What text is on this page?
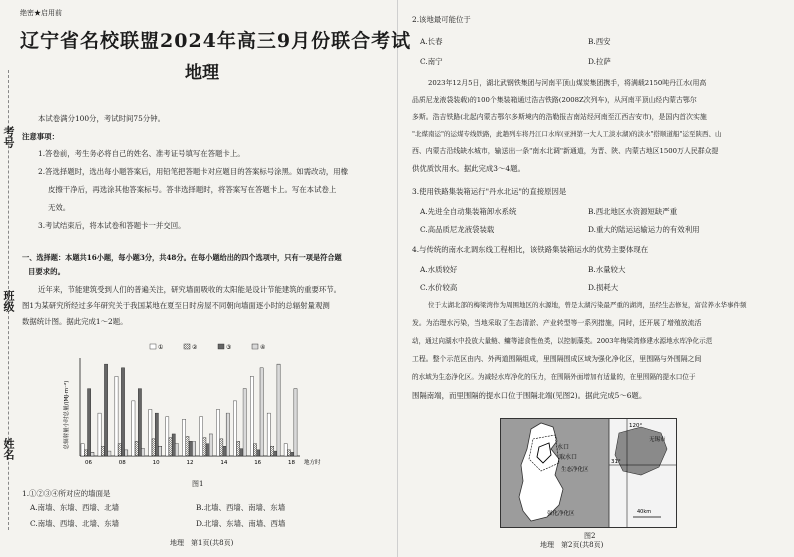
考号
班级
姓名
绝密★启用前
辽宁省名校联盟2024年高三9月份联合考试
地理
本试卷满分100分，考试时间75分钟。
注意事项：
1.答卷前，考生务必将自己的姓名、准考证号填写在答题卡上。
2.答选择题时，选出每小题答案后，用铅笔把答题卡对应题目的答案标号涂黑。如需改动，用橡
皮擦干净后，再选涂其他答案标号。答非选择题时，将答案写在答题卡上。写在本试卷上
无效。
3.考试结束后，将本试卷和答题卡一并交回。
一、选择题：本题共16小题，每小题3分，共48分。在每小题给出的四个选项中，只有一项是符合题
目要求的。
近年来，节能建筑受到人们的普遍关注，研究墙面吸收的太阳能是设计节能建筑的重要环节。
图1为某研究所经过多年研究关于我国某地在夏至日时房屋不同朝向墙面逐小时的总辐射量观测
数据统计图。据此完成1～2题。
①	②	③	④
06	08	10	12	14	16	18 地方时
总辐射量小时总量/(MJ·m⁻²)
图1
1.①②③④所对应的墙面是
A.南墙、东墙、西墙、北墙	B.北墙、西墙、南墙、东墙
C.南墙、西墙、北墙、东墙	D.北墙、东墙、南墙、西墙
地理　第1页(共8页)
2.该地最可能位于
A.长春	B.西安
C.南宁	D.拉萨
2023年12月5日，湖北武钢铁集团与河南平顶山煤炭集团携手，将满载2150吨丹江水(用高
品质尼龙液袋装载)的100个集装箱通过浩吉铁路(2008Z次列车)，从河南平顶山经内蒙古鄂尔
多斯。浩吉铁路(北起内蒙古鄂尔多斯境内的浩勒报吉南站经河南至江西吉安市)，是国内首次实施
"北煤南运"的运煤专线铁路，此趟列车将丹江口水库(亚洲第一大人工淡水湖)的淡水"搭顺道船"运至陕西、山
西、内蒙古沿线缺水城市，输送出一条"南水北调"新通道，为晋、陕、内蒙古地区1500万人民群众提
供优质饮用水。据此完成3～4题。
3.使用铁路集装箱运行"丹水北运"的直接原因是
A.先进全自动集装箱卸水系统	B.西北地区水资源短缺严重
C.高品质尼龙液袋装载	D.重大的陆运运输运力的有效利用
4.与传统的南水北调东线工程相比，该铁路集装箱运水的优势主要体现在
A.水质较好	B.水量较大
C.水价较高	D.损耗大
位于太湖北部的梅梁湾作为周围地区的水源地，曾是太湖污染最严重的湖湾，虽经生态修复，富营养水华事件频
发。为治理水污染，当地采取了生态清淤、产业转型等一系列措施，同时，还开展了增殖放流活
动，通过向湖水中投放大量鲢、鳙等滤食性鱼类，以控制藻类。2003年梅梁湾修建水源地水库净化示范
工程。整个示范区由内、外两道围隔组成，里围隔围成区域为强化净化区，里围隔与外围隔之间
的水域为生态净化区。为减轻水库净化的压力，在围隔外面增加有适量的，在里围隔的提水口位于
围隔南端，而里围隔的提水口位于围隔北端(见图2)。据此完成5～6题。
水口
取水口
生态净化区
强化净化区
120°
31°
无锡市
40km
图2
地理　第2页(共8页)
================
__PROBLEM TO SOLVE__:
Restate each line of the records exactly; pictures do not belong in the copy.

__OUTPUT OF THE TASK__:
What text is on this page?
考号
班级
姓名
绝密★启用前
辽宁省名校联盟2024年高三9月份联合考试
地理
本试卷满分100分，考试时间75分钟。
注意事项：
1.答卷前，考生务必将自己的姓名、准考证号填写在答题卡上。
2.答选择题时，选出每小题答案后，用铅笔把答题卡对应题目的答案标号涂黑。如需改动，用橡
皮擦干净后，再选涂其他答案标号。答非选择题时，将答案写在答题卡上。写在本试卷上
无效。
3.考试结束后，将本试卷和答题卡一并交回。
一、选择题：本题共16小题，每小题3分，共48分。在每小题给出的四个选项中，只有一项是符合题
目要求的。
近年来，节能建筑受到人们的普遍关注，研究墙面吸收的太阳能是设计节能建筑的重要环节。
图1为某研究所经过多年研究关于我国某地在夏至日时房屋不同朝向墙面逐小时的总辐射量观测
数据统计图。据此完成1～2题。
①	②	③	④
06	08	10	12	14	16	18 地方时
总辐射量小时总量/(MJ·m⁻²)
图1
1.①②③④所对应的墙面是
A.南墙、东墙、西墙、北墙	B.北墙、西墙、南墙、东墙
C.南墙、西墙、北墙、东墙	D.北墙、东墙、南墙、西墙
地理　第1页(共8页)
2.该地最可能位于
A.长春	B.西安
C.南宁	D.拉萨
2023年12月5日，湖北武钢铁集团与河南平顶山煤炭集团携手，将满载2150吨丹江水(用高
品质尼龙液袋装载)的100个集装箱通过浩吉铁路(2008Z次列车)，从河南平顶山经内蒙古鄂尔
多斯。浩吉铁路(北起内蒙古鄂尔多斯境内的浩勒报吉南站经河南至江西吉安市)，是国内首次实施
"北煤南运"的运煤专线铁路，此趟列车将丹江口水库(亚洲第一大人工淡水湖)的淡水"搭顺道船"运至陕西、山
西、内蒙古沿线缺水城市，输送出一条"南水北调"新通道，为晋、陕、内蒙古地区1500万人民群众提
供优质饮用水。据此完成3～4题。
3.使用铁路集装箱运行"丹水北运"的直接原因是
A.先进全自动集装箱卸水系统	B.西北地区水资源短缺严重
C.高品质尼龙液袋装载	D.重大的陆运运输运力的有效利用
4.与传统的南水北调东线工程相比，该铁路集装箱运水的优势主要体现在
A.水质较好	B.水量较大
C.水价较高	D.损耗大
位于太湖北部的梅梁湾作为周围地区的水源地，曾是太湖污染最严重的湖湾，虽经生态修复，富营养水华事件频
发。为治理水污染，当地采取了生态清淤、产业转型等一系列措施，同时，还开展了增殖放流活
动，通过向湖水中投放大量鲢、鳙等滤食性鱼类，以控制藻类。2003年梅梁湾修建水源地水库净化示范
工程。整个示范区由内、外两道围隔组成，里围隔围成区域为强化净化区，里围隔与外围隔之间
的水域为生态净化区。为减轻水库净化的压力，在围隔外面增加有适量的，在里围隔的提水口位于
围隔南端，而里围隔的提水口位于围隔北端(见图2)。据此完成5～6题。
水口
取水口
生态净化区
强化净化区
120°
31°
无锡市
40km
图2
地理　第2页(共8页)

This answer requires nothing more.